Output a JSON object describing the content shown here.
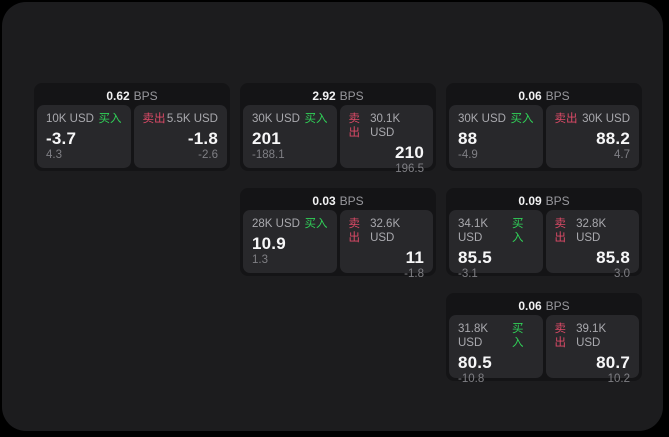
{
  "theme": {
    "page_bg": "#000000",
    "surface_bg": "#1c1c1e",
    "card_bg": "#141416",
    "tile_bg": "#28282b",
    "buy_color": "#30d158",
    "sell_color": "#dd4a67",
    "text_primary": "#f7f7f8",
    "text_secondary": "#a9a9ae",
    "text_muted": "#7f7f84"
  },
  "labels": {
    "bps": "BPS",
    "buy": "买入",
    "sell": "卖出"
  },
  "cards": [
    {
      "bps": "0.62",
      "buy": {
        "amount": "10K USD",
        "main": "-3.7",
        "sub": "4.3"
      },
      "sell": {
        "amount": "5.5K USD",
        "main": "-1.8",
        "sub": "-2.6"
      }
    },
    {
      "bps": "2.92",
      "buy": {
        "amount": "30K USD",
        "main": "201",
        "sub": "-188.1"
      },
      "sell": {
        "amount": "30.1K USD",
        "main": "210",
        "sub": "196.5"
      }
    },
    {
      "bps": "0.06",
      "buy": {
        "amount": "30K USD",
        "main": "88",
        "sub": "-4.9"
      },
      "sell": {
        "amount": "30K USD",
        "main": "88.2",
        "sub": "4.7"
      }
    },
    {
      "bps": "0.03",
      "buy": {
        "amount": "28K USD",
        "main": "10.9",
        "sub": "1.3"
      },
      "sell": {
        "amount": "32.6K USD",
        "main": "11",
        "sub": "-1.8"
      }
    },
    {
      "bps": "0.09",
      "buy": {
        "amount": "34.1K USD",
        "main": "85.5",
        "sub": "-3.1"
      },
      "sell": {
        "amount": "32.8K USD",
        "main": "85.8",
        "sub": "3.0"
      }
    },
    {
      "bps": "0.06",
      "buy": {
        "amount": "31.8K USD",
        "main": "80.5",
        "sub": "-10.8"
      },
      "sell": {
        "amount": "39.1K USD",
        "main": "80.7",
        "sub": "10.2"
      }
    }
  ]
}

## PROMPT
Tell how many lines of the material above hold "main", answering with a bare number.

## PROBLEM SOLUTION
12